# TASK DIRECTIONS
In the lines below, how many hold the word "Seismological"? Answer only with the number.

Records about charts and figures
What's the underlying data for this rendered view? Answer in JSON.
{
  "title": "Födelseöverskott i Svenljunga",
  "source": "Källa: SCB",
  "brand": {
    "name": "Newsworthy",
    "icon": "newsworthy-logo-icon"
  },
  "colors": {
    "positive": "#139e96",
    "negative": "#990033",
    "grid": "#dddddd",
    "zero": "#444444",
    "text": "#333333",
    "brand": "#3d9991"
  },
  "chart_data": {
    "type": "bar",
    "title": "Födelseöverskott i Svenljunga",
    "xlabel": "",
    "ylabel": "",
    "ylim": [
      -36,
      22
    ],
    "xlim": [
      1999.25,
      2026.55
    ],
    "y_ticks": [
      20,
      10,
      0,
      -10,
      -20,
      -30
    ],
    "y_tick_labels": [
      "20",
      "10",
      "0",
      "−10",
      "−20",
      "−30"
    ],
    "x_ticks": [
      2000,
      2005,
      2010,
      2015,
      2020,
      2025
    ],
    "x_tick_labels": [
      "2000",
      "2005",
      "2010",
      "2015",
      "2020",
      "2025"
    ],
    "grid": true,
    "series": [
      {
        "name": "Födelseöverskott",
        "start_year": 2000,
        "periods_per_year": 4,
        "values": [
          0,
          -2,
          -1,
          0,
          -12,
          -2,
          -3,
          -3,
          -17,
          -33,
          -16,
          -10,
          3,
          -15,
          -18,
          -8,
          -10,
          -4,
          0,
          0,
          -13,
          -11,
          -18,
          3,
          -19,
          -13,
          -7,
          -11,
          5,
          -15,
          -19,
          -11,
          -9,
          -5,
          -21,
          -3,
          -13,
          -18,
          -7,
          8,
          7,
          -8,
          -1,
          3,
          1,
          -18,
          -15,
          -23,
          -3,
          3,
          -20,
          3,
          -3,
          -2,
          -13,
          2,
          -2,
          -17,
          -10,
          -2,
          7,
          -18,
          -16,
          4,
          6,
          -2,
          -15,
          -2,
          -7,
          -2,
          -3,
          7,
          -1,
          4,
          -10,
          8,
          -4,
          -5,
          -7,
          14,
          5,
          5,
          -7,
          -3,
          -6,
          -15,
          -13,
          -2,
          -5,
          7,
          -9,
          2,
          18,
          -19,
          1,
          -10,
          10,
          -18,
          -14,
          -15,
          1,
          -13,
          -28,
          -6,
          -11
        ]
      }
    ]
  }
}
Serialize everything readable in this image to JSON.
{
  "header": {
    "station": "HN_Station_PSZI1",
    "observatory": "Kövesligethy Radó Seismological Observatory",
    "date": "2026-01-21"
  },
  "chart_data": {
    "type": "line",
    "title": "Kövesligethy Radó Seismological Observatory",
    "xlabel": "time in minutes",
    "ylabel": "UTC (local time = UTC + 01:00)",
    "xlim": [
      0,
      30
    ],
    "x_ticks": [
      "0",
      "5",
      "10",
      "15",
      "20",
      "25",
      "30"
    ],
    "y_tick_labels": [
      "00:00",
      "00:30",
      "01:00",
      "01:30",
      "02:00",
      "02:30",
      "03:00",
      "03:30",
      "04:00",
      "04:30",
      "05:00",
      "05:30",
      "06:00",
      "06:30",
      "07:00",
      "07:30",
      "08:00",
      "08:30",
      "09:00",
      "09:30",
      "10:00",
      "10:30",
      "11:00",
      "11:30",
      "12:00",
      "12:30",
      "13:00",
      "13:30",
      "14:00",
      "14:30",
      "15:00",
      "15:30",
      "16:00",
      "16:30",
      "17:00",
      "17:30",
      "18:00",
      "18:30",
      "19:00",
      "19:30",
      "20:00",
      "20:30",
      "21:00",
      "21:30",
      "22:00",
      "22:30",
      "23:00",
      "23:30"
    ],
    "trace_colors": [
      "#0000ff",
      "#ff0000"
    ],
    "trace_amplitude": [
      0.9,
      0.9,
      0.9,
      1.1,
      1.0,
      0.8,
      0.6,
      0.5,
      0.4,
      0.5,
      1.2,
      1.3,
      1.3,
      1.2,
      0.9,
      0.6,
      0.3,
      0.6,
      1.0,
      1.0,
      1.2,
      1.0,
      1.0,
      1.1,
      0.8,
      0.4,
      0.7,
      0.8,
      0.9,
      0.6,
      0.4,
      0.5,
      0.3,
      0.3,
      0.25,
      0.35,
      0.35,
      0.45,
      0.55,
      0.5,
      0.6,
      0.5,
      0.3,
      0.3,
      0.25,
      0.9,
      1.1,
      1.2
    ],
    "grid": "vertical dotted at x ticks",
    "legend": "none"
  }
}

# EXERCISE OUTPUT
2